# Job:
Give back the records below exactly, every one, with no pictures.

# Extracted data:

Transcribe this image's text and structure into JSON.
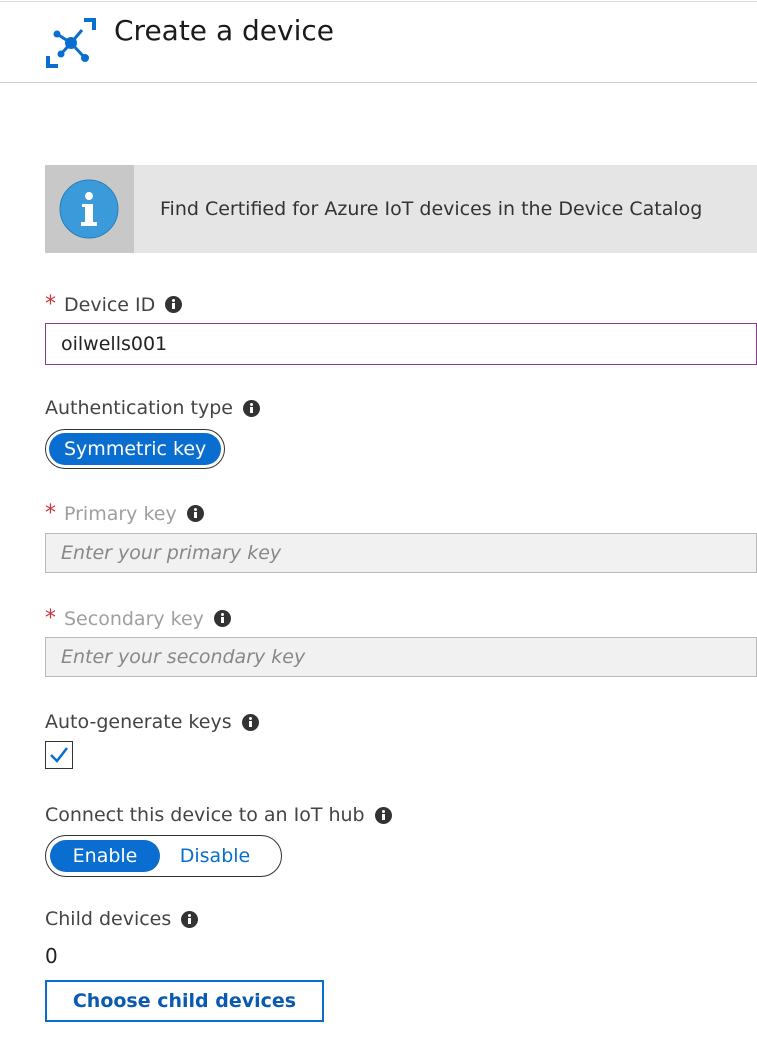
{
  "header": {
    "title": "Create a device",
    "icon": "iot-device-icon"
  },
  "info_banner": {
    "text": "Find Certified for Azure IoT devices in the Device Catalog",
    "icon": "info-icon"
  },
  "device_id": {
    "label": "Device ID",
    "required_mark": "*",
    "value": "oilwells001"
  },
  "auth_type": {
    "label": "Authentication type",
    "selected": "Symmetric key"
  },
  "primary_key": {
    "label": "Primary key",
    "required_mark": "*",
    "placeholder": "Enter your primary key"
  },
  "secondary_key": {
    "label": "Secondary key",
    "required_mark": "*",
    "placeholder": "Enter your secondary key"
  },
  "auto_generate": {
    "label": "Auto-generate keys",
    "checked": true
  },
  "connect_hub": {
    "label": "Connect this device to an IoT hub",
    "enable": "Enable",
    "disable": "Disable",
    "selected": "Enable"
  },
  "child_devices": {
    "label": "Child devices",
    "count": "0",
    "button": "Choose child devices"
  },
  "colors": {
    "accent": "#0a6ed1",
    "required": "#d13438",
    "focus_border": "#8a3a8f"
  }
}
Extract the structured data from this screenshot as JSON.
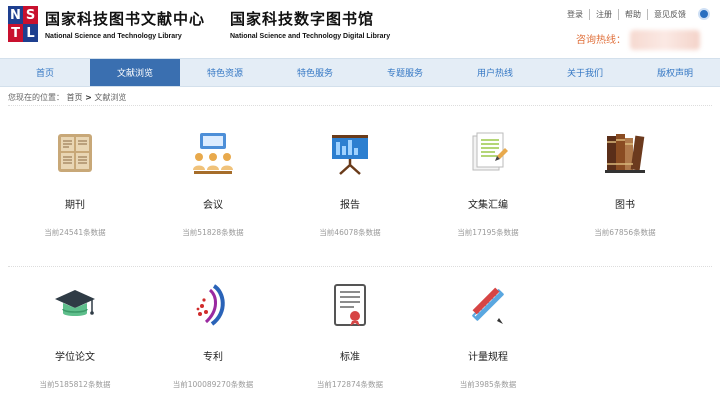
{
  "header": {
    "logo_letters": [
      "N",
      "S",
      "T",
      "L"
    ],
    "org1": {
      "cn": "国家科技图书文献中心",
      "en": "National Science and Technology Library"
    },
    "org2": {
      "cn": "国家科技数字图书馆",
      "en": "National Science and Technology Digital Library"
    },
    "links": [
      "登录",
      "注册",
      "帮助",
      "意见反馈"
    ],
    "hotline_label": "咨询热线：",
    "globe_icon": "globe-icon"
  },
  "nav": {
    "items": [
      "首页",
      "文献浏览",
      "特色资源",
      "特色服务",
      "专题服务",
      "用户热线",
      "关于我们",
      "版权声明"
    ],
    "active_index": 1
  },
  "breadcrumb": {
    "prefix": "您现在的位置：",
    "home": "首页",
    "separator": ">",
    "current": "文献浏览"
  },
  "categories": [
    {
      "icon": "journal-icon",
      "title": "期刊",
      "count": "当前24541条数据"
    },
    {
      "icon": "conference-icon",
      "title": "会议",
      "count": "当前51828条数据"
    },
    {
      "icon": "report-icon",
      "title": "报告",
      "count": "当前46078条数据"
    },
    {
      "icon": "collection-icon",
      "title": "文集汇编",
      "count": "当前17195条数据"
    },
    {
      "icon": "books-icon",
      "title": "图书",
      "count": "当前67856条数据"
    },
    {
      "icon": "graduation-cap-icon",
      "title": "学位论文",
      "count": "当前5185812条数据"
    },
    {
      "icon": "patent-icon",
      "title": "专利",
      "count": "当前100089270条数据"
    },
    {
      "icon": "standard-icon",
      "title": "标准",
      "count": "当前172874条数据"
    },
    {
      "icon": "metrology-icon",
      "title": "计量规程",
      "count": "当前3985条数据"
    }
  ]
}
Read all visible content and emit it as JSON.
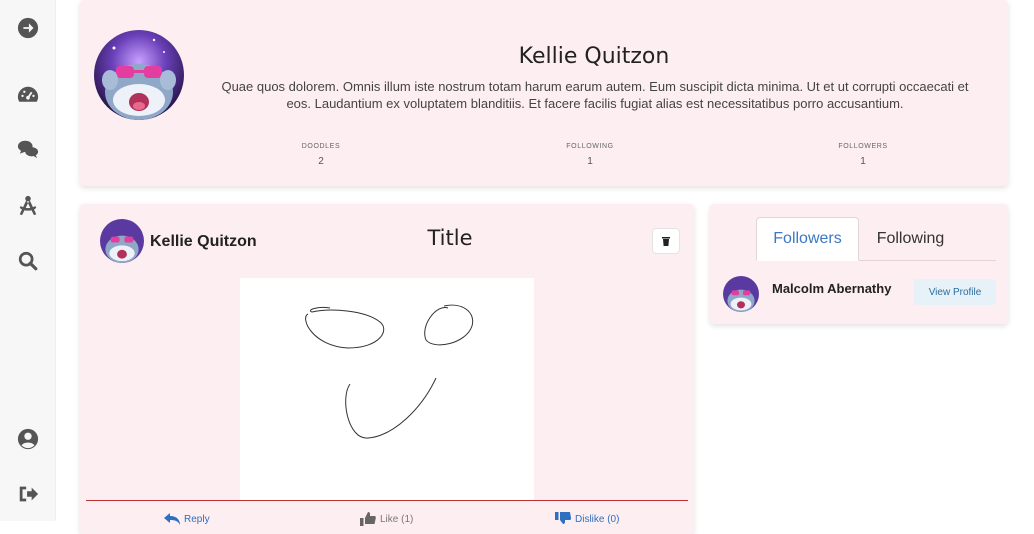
{
  "sidebar": {
    "items": [
      {
        "icon": "arrow-circle-right-icon"
      },
      {
        "icon": "dashboard-gauge-icon"
      },
      {
        "icon": "comments-icon"
      },
      {
        "icon": "drafting-compass-icon"
      },
      {
        "icon": "search-icon"
      },
      {
        "icon": "user-circle-icon"
      },
      {
        "icon": "sign-out-icon"
      }
    ]
  },
  "profile": {
    "name": "Kellie Quitzon",
    "bio": "Quae quos dolorem. Omnis illum iste nostrum totam harum earum autem. Eum suscipit dicta minima. Ut et ut corrupti occaecati et eos. Laudantium ex voluptatem blanditiis. Et facere facilis fugiat alias est necessitatibus porro accusantium.",
    "stats": [
      {
        "label": "DOODLES",
        "value": "2"
      },
      {
        "label": "FOLLOWING",
        "value": "1"
      },
      {
        "label": "FOLLOWERS",
        "value": "1"
      }
    ]
  },
  "doodle": {
    "author": "Kellie Quitzon",
    "title": "Title",
    "actions": {
      "reply": "Reply",
      "like": "Like (1)",
      "dislike": "Dislike (0)"
    }
  },
  "relations": {
    "tabs": [
      "Followers",
      "Following"
    ],
    "active_tab": "Followers",
    "followers": [
      {
        "name": "Malcolm Abernathy",
        "button": "View Profile"
      }
    ]
  },
  "colors": {
    "card_bg": "#fdeef1",
    "accent": "#3b78c4",
    "divider": "#b33333"
  }
}
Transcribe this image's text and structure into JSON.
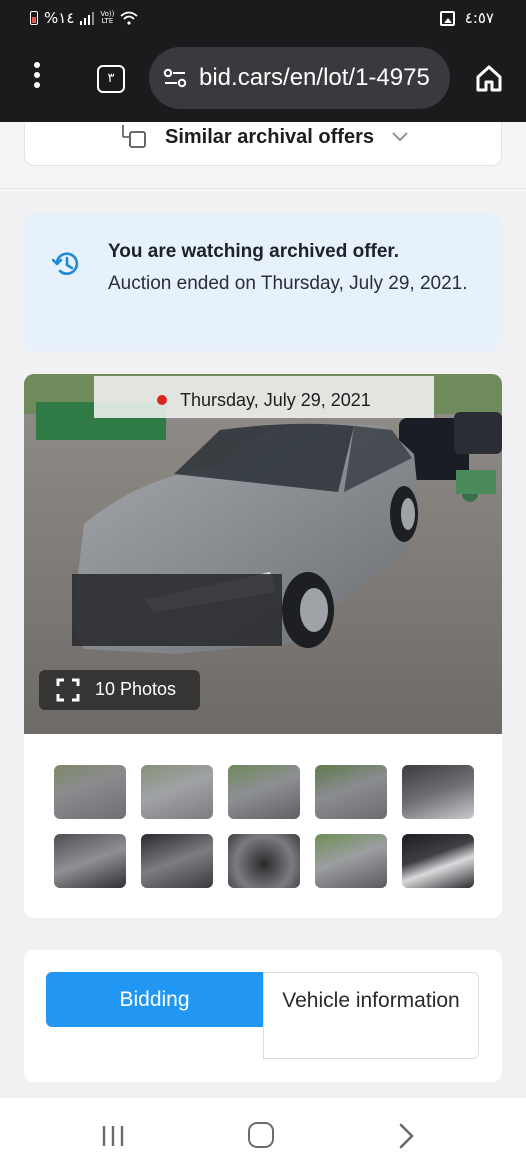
{
  "status_bar": {
    "battery": "%١٤",
    "network": "LTE",
    "volte": "Vo))",
    "time": "٤:٥٧"
  },
  "browser": {
    "tab_count": "٣",
    "url": "bid.cars/en/lot/1-4975"
  },
  "similar": {
    "label": "Similar archival offers"
  },
  "alert": {
    "title": "You are watching archived offer.",
    "body": "Auction ended on Thursday, July 29, 2021."
  },
  "gallery": {
    "date": "Thursday, July 29, 2021",
    "photos_label": "10 Photos",
    "thumbnails": [
      "car-front-left",
      "car-front-left-2",
      "car-front",
      "car-front-right",
      "interior-dashboard",
      "interior-rear-seats",
      "engine-bay",
      "instrument-cluster",
      "car-front-damage",
      "vin-label"
    ]
  },
  "tabs": {
    "bidding": "Bidding",
    "vehicle": "Vehicle information"
  },
  "colors": {
    "accent": "#2196f3",
    "alert_bg": "#e6f1fc",
    "alert_icon": "#1e8ad6",
    "status_dot": "#d9261c"
  }
}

# Problem solution:
Transcribe this image's text and structure into JSON.
{
  "header": {
    "title": "Create a device",
    "icon": "iot-device-icon"
  },
  "info_banner": {
    "text": "Find Certified for Azure IoT devices in the Device Catalog",
    "icon": "info-icon"
  },
  "device_id": {
    "label": "Device ID",
    "required_mark": "*",
    "value": "oilwells001"
  },
  "auth_type": {
    "label": "Authentication type",
    "selected": "Symmetric key"
  },
  "primary_key": {
    "label": "Primary key",
    "required_mark": "*",
    "placeholder": "Enter your primary key"
  },
  "secondary_key": {
    "label": "Secondary key",
    "required_mark": "*",
    "placeholder": "Enter your secondary key"
  },
  "auto_generate": {
    "label": "Auto-generate keys",
    "checked": true
  },
  "connect_hub": {
    "label": "Connect this device to an IoT hub",
    "enable": "Enable",
    "disable": "Disable",
    "selected": "Enable"
  },
  "child_devices": {
    "label": "Child devices",
    "count": "0",
    "button": "Choose child devices"
  },
  "colors": {
    "accent": "#0a6ed1",
    "required": "#d13438",
    "focus_border": "#8a3a8f"
  }
}
Extract the structured data from this screenshot as JSON.
{
  "header": {
    "logo_letters": [
      "N",
      "S",
      "T",
      "L"
    ],
    "org1": {
      "cn": "国家科技图书文献中心",
      "en": "National Science and Technology Library"
    },
    "org2": {
      "cn": "国家科技数字图书馆",
      "en": "National Science and Technology Digital Library"
    },
    "links": [
      "登录",
      "注册",
      "帮助",
      "意见反馈"
    ],
    "hotline_label": "咨询热线：",
    "globe_icon": "globe-icon"
  },
  "nav": {
    "items": [
      "首页",
      "文献浏览",
      "特色资源",
      "特色服务",
      "专题服务",
      "用户热线",
      "关于我们",
      "版权声明"
    ],
    "active_index": 1
  },
  "breadcrumb": {
    "prefix": "您现在的位置：",
    "home": "首页",
    "separator": ">",
    "current": "文献浏览"
  },
  "categories": [
    {
      "icon": "journal-icon",
      "title": "期刊",
      "count": "当前24541条数据"
    },
    {
      "icon": "conference-icon",
      "title": "会议",
      "count": "当前51828条数据"
    },
    {
      "icon": "report-icon",
      "title": "报告",
      "count": "当前46078条数据"
    },
    {
      "icon": "collection-icon",
      "title": "文集汇编",
      "count": "当前17195条数据"
    },
    {
      "icon": "books-icon",
      "title": "图书",
      "count": "当前67856条数据"
    },
    {
      "icon": "graduation-cap-icon",
      "title": "学位论文",
      "count": "当前5185812条数据"
    },
    {
      "icon": "patent-icon",
      "title": "专利",
      "count": "当前100089270条数据"
    },
    {
      "icon": "standard-icon",
      "title": "标准",
      "count": "当前172874条数据"
    },
    {
      "icon": "metrology-icon",
      "title": "计量规程",
      "count": "当前3985条数据"
    }
  ]
}
Read all visible content and emit it as JSON.
{
  "sidebar": {
    "items": [
      {
        "icon": "arrow-circle-right-icon"
      },
      {
        "icon": "dashboard-gauge-icon"
      },
      {
        "icon": "comments-icon"
      },
      {
        "icon": "drafting-compass-icon"
      },
      {
        "icon": "search-icon"
      },
      {
        "icon": "user-circle-icon"
      },
      {
        "icon": "sign-out-icon"
      }
    ]
  },
  "profile": {
    "name": "Kellie Quitzon",
    "bio": "Quae quos dolorem. Omnis illum iste nostrum totam harum earum autem. Eum suscipit dicta minima. Ut et ut corrupti occaecati et eos. Laudantium ex voluptatem blanditiis. Et facere facilis fugiat alias est necessitatibus porro accusantium.",
    "stats": [
      {
        "label": "DOODLES",
        "value": "2"
      },
      {
        "label": "FOLLOWING",
        "value": "1"
      },
      {
        "label": "FOLLOWERS",
        "value": "1"
      }
    ]
  },
  "doodle": {
    "author": "Kellie Quitzon",
    "title": "Title",
    "actions": {
      "reply": "Reply",
      "like": "Like (1)",
      "dislike": "Dislike (0)"
    }
  },
  "relations": {
    "tabs": [
      "Followers",
      "Following"
    ],
    "active_tab": "Followers",
    "followers": [
      {
        "name": "Malcolm Abernathy",
        "button": "View Profile"
      }
    ]
  },
  "colors": {
    "card_bg": "#fdeef1",
    "accent": "#3b78c4",
    "divider": "#b33333"
  }
}
Transcribe this image's text and structure into JSON.
{
  "status_bar": {
    "battery": "%١٤",
    "network": "LTE",
    "volte": "Vo))",
    "time": "٤:٥٧"
  },
  "browser": {
    "tab_count": "٣",
    "url": "bid.cars/en/lot/1-4975"
  },
  "similar": {
    "label": "Similar archival offers"
  },
  "alert": {
    "title": "You are watching archived offer.",
    "body": "Auction ended on Thursday, July 29, 2021."
  },
  "gallery": {
    "date": "Thursday, July 29, 2021",
    "photos_label": "10 Photos",
    "thumbnails": [
      "car-front-left",
      "car-front-left-2",
      "car-front",
      "car-front-right",
      "interior-dashboard",
      "interior-rear-seats",
      "engine-bay",
      "instrument-cluster",
      "car-front-damage",
      "vin-label"
    ]
  },
  "tabs": {
    "bidding": "Bidding",
    "vehicle": "Vehicle information"
  },
  "colors": {
    "accent": "#2196f3",
    "alert_bg": "#e6f1fc",
    "alert_icon": "#1e8ad6",
    "status_dot": "#d9261c"
  }
}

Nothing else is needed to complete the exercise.